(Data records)
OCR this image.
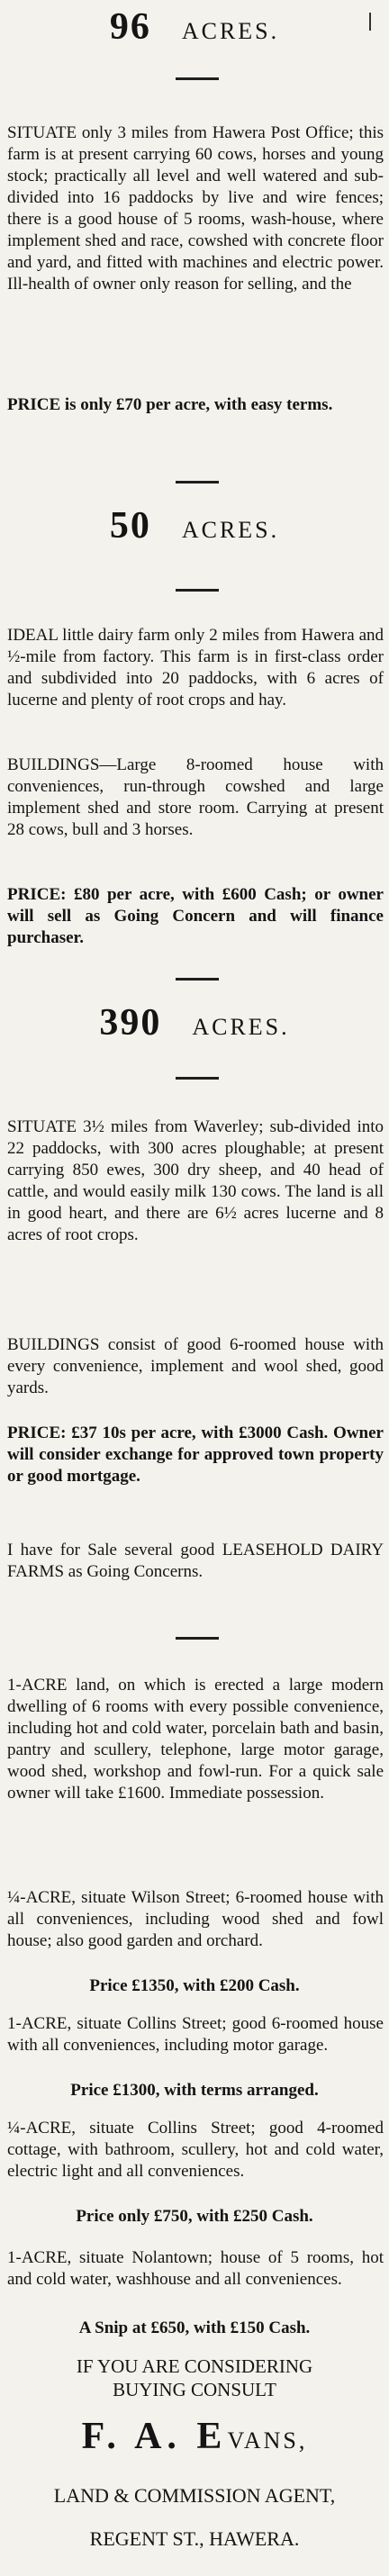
96 ACRES.

SITUATE only 3 miles from Hawera Post Office; this farm is at present carrying 60 cows, horses and young stock; practically all level and well watered and sub-divided into 16 paddocks by live and wire fences; there is a good house of 5 rooms, wash-house, where implement shed and race, cowshed with concrete floor and yard, and fitted with machines and electric power. Ill-health of owner only reason for selling, and the

PRICE is only £70 per acre, with easy terms.

50 ACRES.

IDEAL little dairy farm only 2 miles from Hawera and ½-mile from factory. This farm is in first-class order and subdivided into 20 paddocks, with 6 acres of lucerne and plenty of root crops and hay.

BUILDINGS—Large 8-roomed house with conveniences, run-through cowshed and large implement shed and store room. Carrying at present 28 cows, bull and 3 horses.

PRICE: £80 per acre, with £600 Cash; or owner will sell as Going Concern and will finance purchaser.

390 ACRES.

SITUATE 3½ miles from Waverley; sub-divided into 22 paddocks, with 300 acres ploughable; at present carrying 850 ewes, 300 dry sheep, and 40 head of cattle, and would easily milk 130 cows. The land is all in good heart, and there are 6½ acres lucerne and 8 acres of root crops.

BUILDINGS consist of good 6-roomed house with every convenience, implement and wool shed, good yards.

PRICE: £37 10s per acre, with £3000 Cash. Owner will consider exchange for approved town property or good mortgage.

I have for Sale several good LEASEHOLD DAIRY FARMS as Going Concerns.

1-ACRE land, on which is erected a large modern dwelling of 6 rooms with every possible convenience, including hot and cold water, porcelain bath and basin, pantry and scullery, telephone, large motor garage, wood shed, workshop and fowl-run. For a quick sale owner will take £1600. Immediate possession.

¼-ACRE, situate Wilson Street; 6-roomed house with all conveniences, including wood shed and fowl house; also good garden and orchard.

Price £1350, with £200 Cash.

1-ACRE, situate Collins Street; good 6-roomed house with all conveniences, including motor garage.

Price £1300, with terms arranged.

¼-ACRE, situate Collins Street; good 4-roomed cottage, with bathroom, scullery, hot and cold water, electric light and all conveniences.

Price only £750, with £250 Cash.

1-ACRE, situate Nolantown; house of 5 rooms, hot and cold water, washhouse and all conveniences.

A Snip at £650, with £150 Cash.

IF YOU ARE CONSIDERING

BUYING CONSULT

F. A. EVANS,

LAND & COMMISSION AGENT,

REGENT ST., HAWERA.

→ Task to carry out: Say how many lines in this material hold "roomed", and say nothing else.

→ Final answer: 5